## AIM OF THE EXERCISE
Below are some records: retype them all exactly, but not the pictures.

## STORED ROWS
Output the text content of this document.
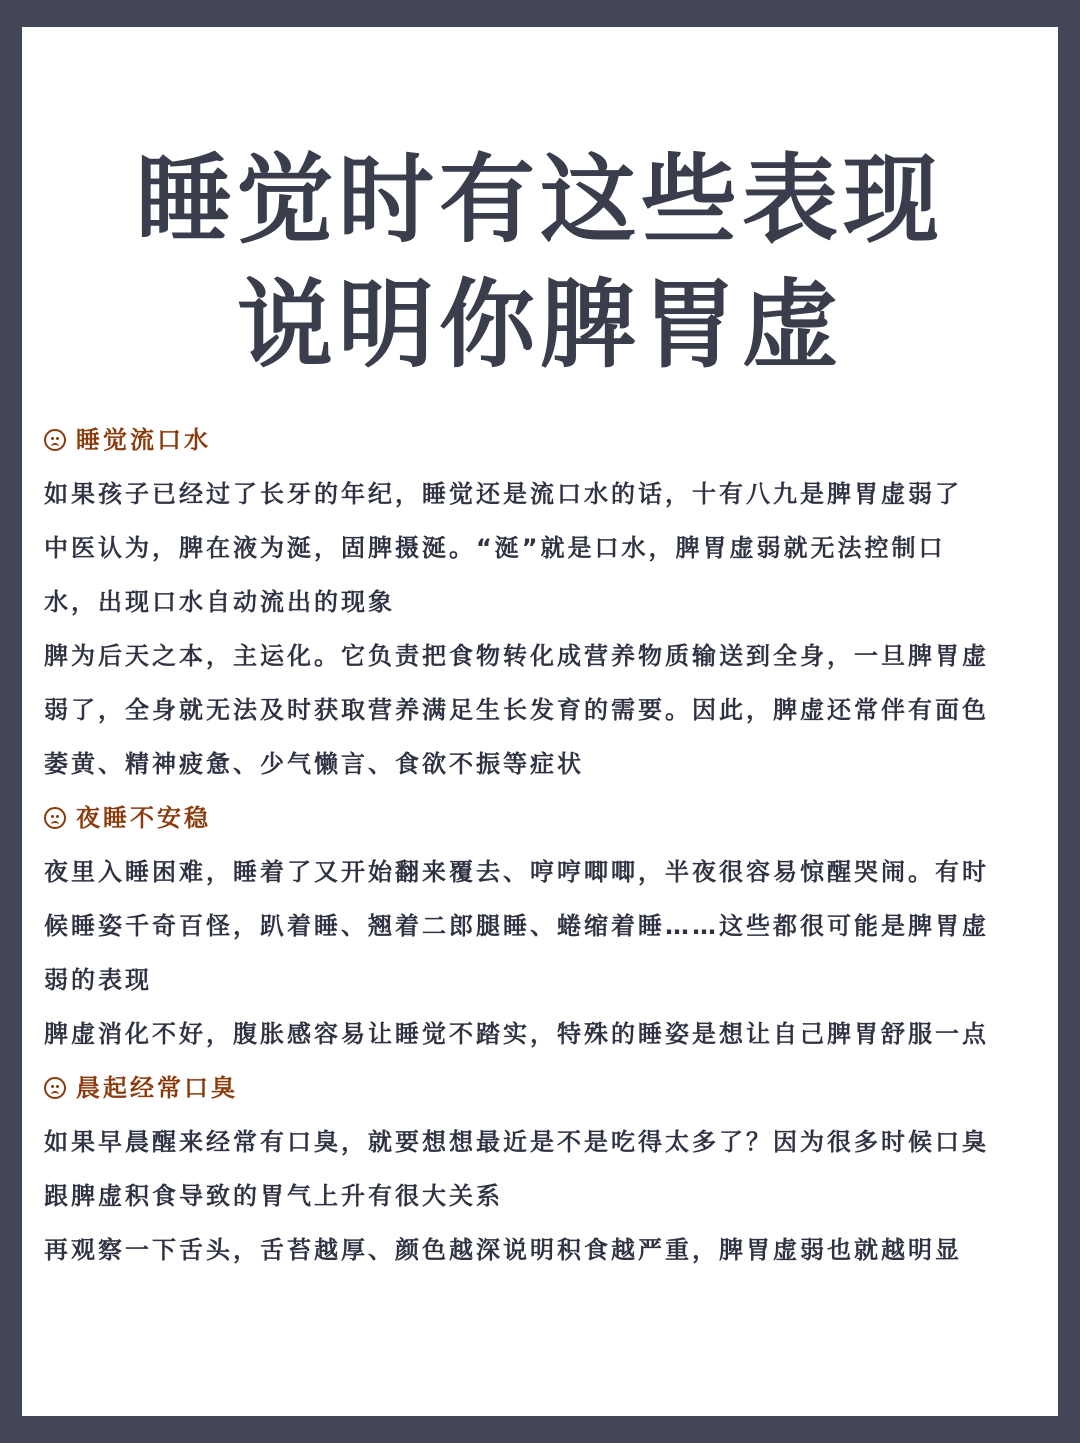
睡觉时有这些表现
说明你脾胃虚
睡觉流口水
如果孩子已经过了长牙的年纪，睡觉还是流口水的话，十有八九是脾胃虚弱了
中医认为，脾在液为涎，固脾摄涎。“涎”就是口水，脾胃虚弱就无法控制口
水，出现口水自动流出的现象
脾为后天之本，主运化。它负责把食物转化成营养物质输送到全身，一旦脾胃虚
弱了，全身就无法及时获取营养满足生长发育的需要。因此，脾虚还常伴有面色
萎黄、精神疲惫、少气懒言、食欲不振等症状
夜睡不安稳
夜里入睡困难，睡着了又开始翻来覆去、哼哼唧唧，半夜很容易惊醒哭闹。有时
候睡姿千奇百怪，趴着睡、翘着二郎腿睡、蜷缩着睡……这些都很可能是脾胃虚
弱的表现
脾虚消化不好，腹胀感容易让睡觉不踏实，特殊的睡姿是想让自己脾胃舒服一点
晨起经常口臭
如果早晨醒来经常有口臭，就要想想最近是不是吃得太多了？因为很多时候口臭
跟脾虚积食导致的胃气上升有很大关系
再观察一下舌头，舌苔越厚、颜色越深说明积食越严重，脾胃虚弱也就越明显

## SOLUTION TO THE PROBLEM
Output the text content of this document.
睡觉时有这些表现
说明你脾胃虚
睡觉流口水
如果孩子已经过了长牙的年纪，睡觉还是流口水的话，十有八九是脾胃虚弱了
中医认为，脾在液为涎，固脾摄涎。“涎”就是口水，脾胃虚弱就无法控制口
水，出现口水自动流出的现象
脾为后天之本，主运化。它负责把食物转化成营养物质输送到全身，一旦脾胃虚
弱了，全身就无法及时获取营养满足生长发育的需要。因此，脾虚还常伴有面色
萎黄、精神疲惫、少气懒言、食欲不振等症状
夜睡不安稳
夜里入睡困难，睡着了又开始翻来覆去、哼哼唧唧，半夜很容易惊醒哭闹。有时
候睡姿千奇百怪，趴着睡、翘着二郎腿睡、蜷缩着睡……这些都很可能是脾胃虚
弱的表现
脾虚消化不好，腹胀感容易让睡觉不踏实，特殊的睡姿是想让自己脾胃舒服一点
晨起经常口臭
如果早晨醒来经常有口臭，就要想想最近是不是吃得太多了？因为很多时候口臭
跟脾虚积食导致的胃气上升有很大关系
再观察一下舌头，舌苔越厚、颜色越深说明积食越严重，脾胃虚弱也就越明显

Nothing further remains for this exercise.